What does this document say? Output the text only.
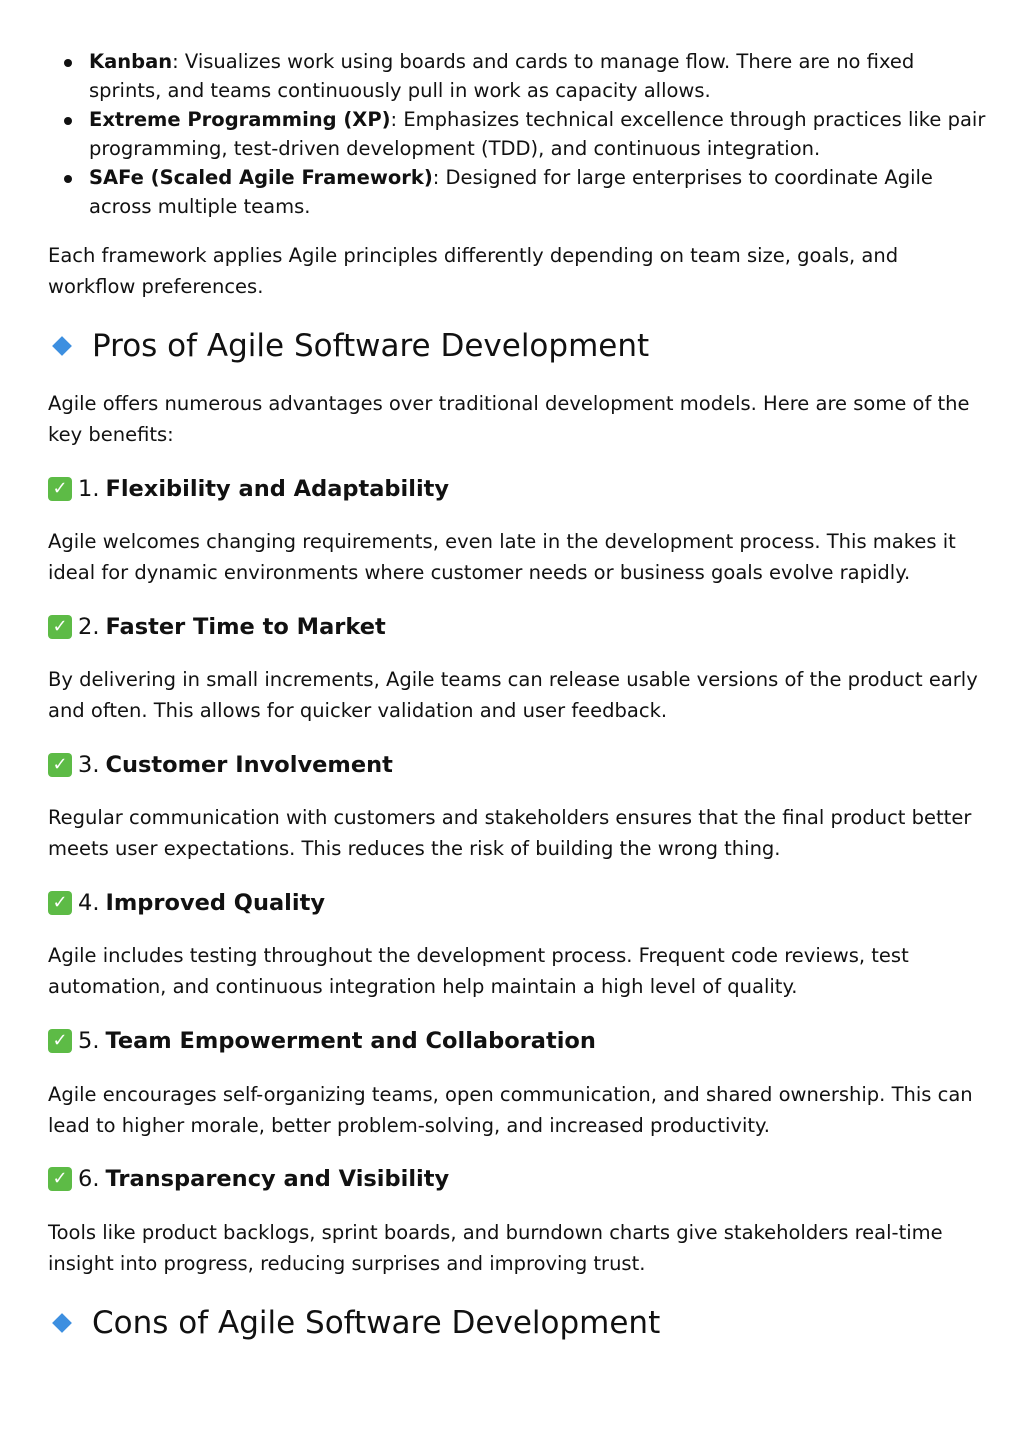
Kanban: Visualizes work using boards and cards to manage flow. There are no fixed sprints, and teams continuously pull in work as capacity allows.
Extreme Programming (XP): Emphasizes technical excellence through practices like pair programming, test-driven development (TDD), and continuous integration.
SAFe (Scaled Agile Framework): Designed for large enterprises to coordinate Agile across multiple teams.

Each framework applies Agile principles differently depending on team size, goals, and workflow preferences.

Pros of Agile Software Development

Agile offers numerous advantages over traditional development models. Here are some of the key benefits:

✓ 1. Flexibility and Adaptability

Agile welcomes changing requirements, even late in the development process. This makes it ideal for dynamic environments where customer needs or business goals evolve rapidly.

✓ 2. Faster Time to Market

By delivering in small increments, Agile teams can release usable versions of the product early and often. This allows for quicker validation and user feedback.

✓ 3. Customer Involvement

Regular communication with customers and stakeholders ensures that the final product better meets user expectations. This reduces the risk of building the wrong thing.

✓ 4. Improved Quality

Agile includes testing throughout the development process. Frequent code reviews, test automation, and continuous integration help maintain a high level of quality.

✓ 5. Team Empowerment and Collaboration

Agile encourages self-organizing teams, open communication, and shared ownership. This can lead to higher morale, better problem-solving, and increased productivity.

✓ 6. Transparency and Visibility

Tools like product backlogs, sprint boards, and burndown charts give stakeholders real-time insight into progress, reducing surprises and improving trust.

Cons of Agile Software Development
^^^^^^^^^^^^^^^^
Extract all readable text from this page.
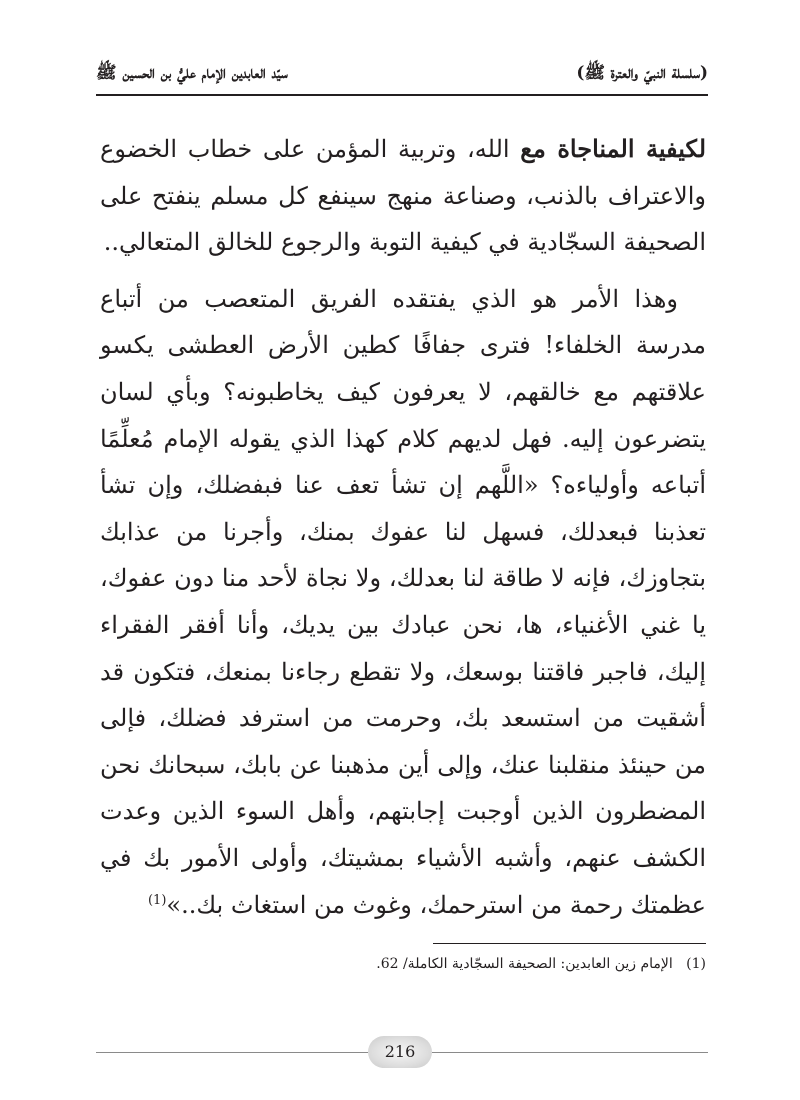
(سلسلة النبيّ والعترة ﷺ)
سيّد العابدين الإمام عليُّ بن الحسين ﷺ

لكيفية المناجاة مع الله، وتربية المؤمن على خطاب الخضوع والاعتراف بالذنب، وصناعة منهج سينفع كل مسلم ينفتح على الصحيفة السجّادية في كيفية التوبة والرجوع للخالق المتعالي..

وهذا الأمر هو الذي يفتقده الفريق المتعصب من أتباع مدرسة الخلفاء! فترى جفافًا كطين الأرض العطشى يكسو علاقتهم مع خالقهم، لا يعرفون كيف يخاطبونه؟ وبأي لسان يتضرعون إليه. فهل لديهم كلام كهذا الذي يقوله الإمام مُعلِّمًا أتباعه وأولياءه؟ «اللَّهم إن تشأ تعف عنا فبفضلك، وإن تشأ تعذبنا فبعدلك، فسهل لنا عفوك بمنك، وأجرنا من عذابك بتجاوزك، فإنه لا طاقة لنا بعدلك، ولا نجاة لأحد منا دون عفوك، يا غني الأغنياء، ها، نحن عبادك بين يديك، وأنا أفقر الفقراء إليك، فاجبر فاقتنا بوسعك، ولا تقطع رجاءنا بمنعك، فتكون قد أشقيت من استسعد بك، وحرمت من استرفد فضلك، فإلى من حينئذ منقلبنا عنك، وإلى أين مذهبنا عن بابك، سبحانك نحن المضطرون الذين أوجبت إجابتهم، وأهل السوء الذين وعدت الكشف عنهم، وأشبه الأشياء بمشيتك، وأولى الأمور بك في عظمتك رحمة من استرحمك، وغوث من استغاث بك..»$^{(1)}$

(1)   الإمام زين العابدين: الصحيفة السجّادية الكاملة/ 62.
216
^^^^^^^^^^^^^^^^
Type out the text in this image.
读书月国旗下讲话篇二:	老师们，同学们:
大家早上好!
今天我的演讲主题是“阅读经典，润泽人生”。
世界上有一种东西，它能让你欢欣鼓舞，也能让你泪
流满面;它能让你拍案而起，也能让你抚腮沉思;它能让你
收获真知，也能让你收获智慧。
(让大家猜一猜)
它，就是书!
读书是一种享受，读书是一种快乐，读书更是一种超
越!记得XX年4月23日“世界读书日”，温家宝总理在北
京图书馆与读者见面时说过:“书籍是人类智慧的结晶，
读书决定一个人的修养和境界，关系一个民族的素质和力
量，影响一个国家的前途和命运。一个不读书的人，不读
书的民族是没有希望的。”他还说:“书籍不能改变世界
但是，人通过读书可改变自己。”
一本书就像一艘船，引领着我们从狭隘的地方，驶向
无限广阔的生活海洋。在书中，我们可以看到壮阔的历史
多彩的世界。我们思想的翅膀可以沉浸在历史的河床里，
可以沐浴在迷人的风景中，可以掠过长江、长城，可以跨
^^^^^^^^^^^^^^^^
WHAT THE TASK REQUIRES -> Find every line with the word "integration" and state how many there are, with no other words.

EXPECTED ANSWER -> 2